◆ WHAT YOU ARE ASKED TO DO ◆
Please answer these questions from the book post:
(a) Since when has the writer been adding new books?
(b) Which three closets had the books taken over?
(c) What was the first book to stay?

◆ PAGE ◆

###

Books Worth Reading: Part One

Since Christmas, I have accumulated a healthy number of new books to add to my recently depleted collection and I don’t feel bad about it one bit. I should, but I don’t.

That depleted collection was part of a purposeful goal I set for myself a few months ago, to rid myself of the paperbacks and hardcovers that I had faithfully read time and time again but that also seemed to be overwhelming me simply because storage space had become such an issue. The books had taken over the bulk of square footage in my bedroom closet, the hallway closet, and even the closet in the spare bedroom.  I’m pretty sure there were also a few boxes of books stored in the garage.

Clearly, I needed to restructure my literary preferences – the first books to go belonged to the Twilight Series (yes, I read them…what of it!?!?), the first book to stay was Upton Sinclair’s The Jungle. I have twice attempted to finish that novel and I have twice been so aghast and heartbroken that I just couldn’t.  I know how it ends but I am not ready to see the last few pages with my own eyes quite yet.  Although when I read Cormac McCarthy’s The Road, I was so horrified by the story that I wanted to jump off a bridge and into the path of an oncoming tractor-trailer just to make it stop, yet every night I convinced myself to keep reading it to the end. Maybe it’s the brand-new-life/end-of-life contrast involving both tales. Whatever it is, they’re both emotionally exhausting.

###

◆ ENTRIES PROVIDED ◆

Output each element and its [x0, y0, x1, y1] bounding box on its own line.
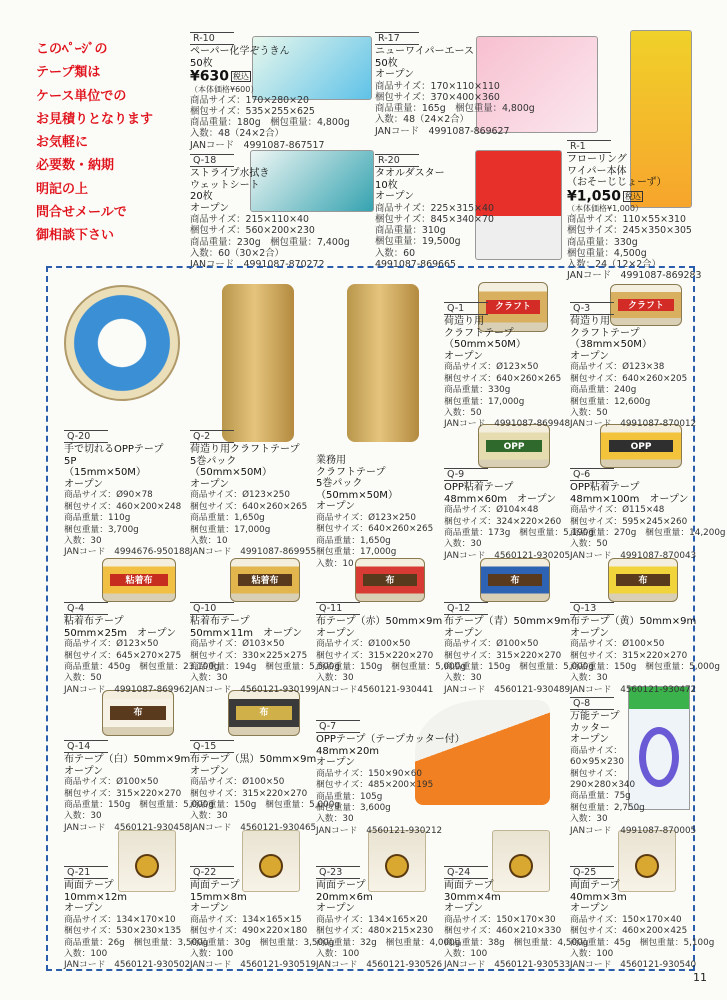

###

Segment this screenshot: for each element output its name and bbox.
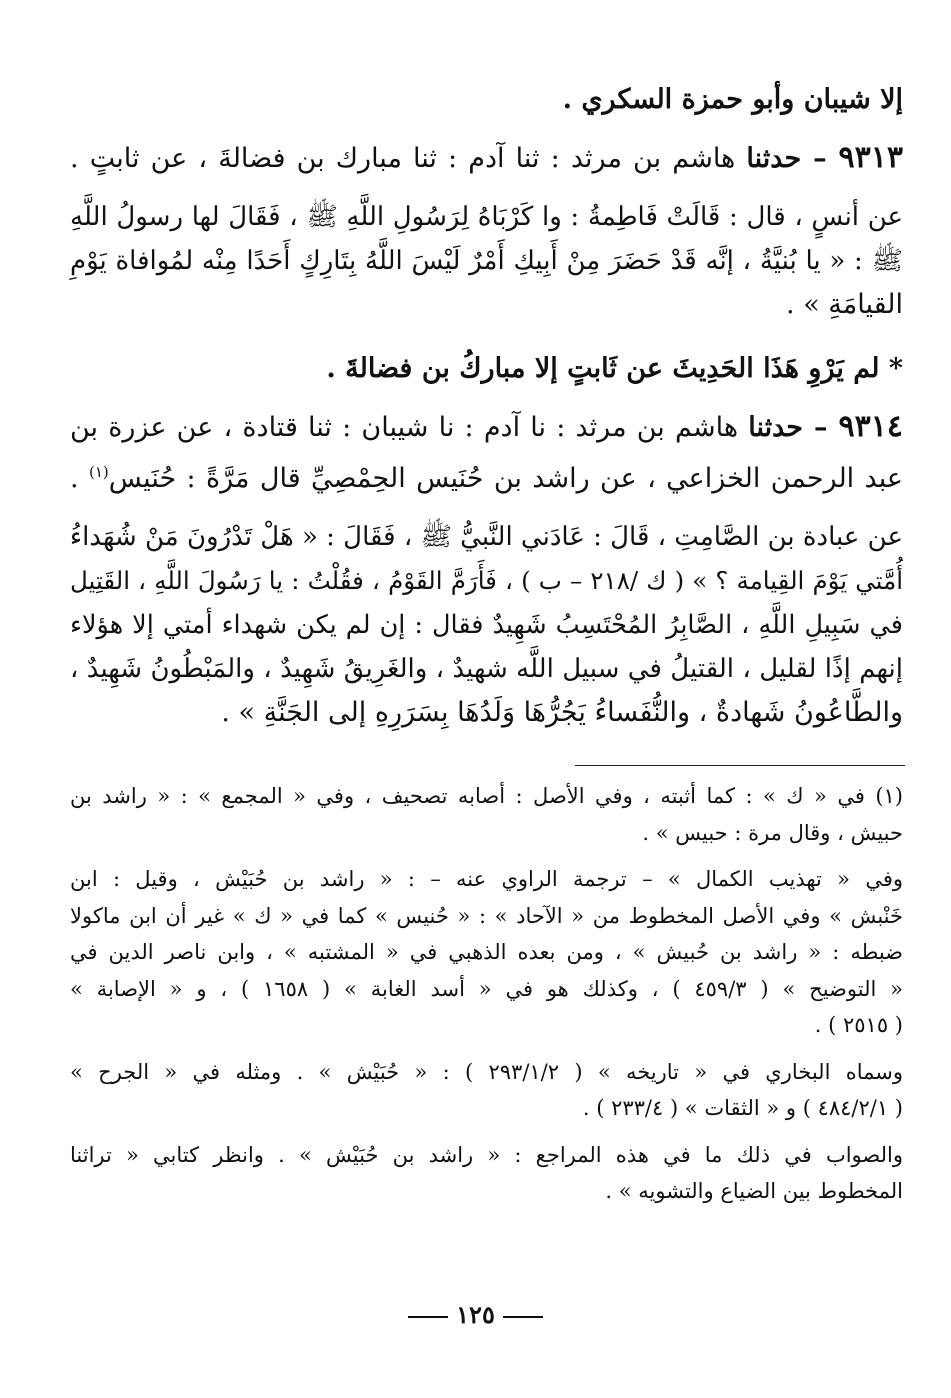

###

◆ EXERCISE SOLUTION ◆
(a) Since Christmas.
(b) The bedroom closet, the hallway closet and the closet in the spare bedroom.
(c) Upton Sinclair's The Jungle.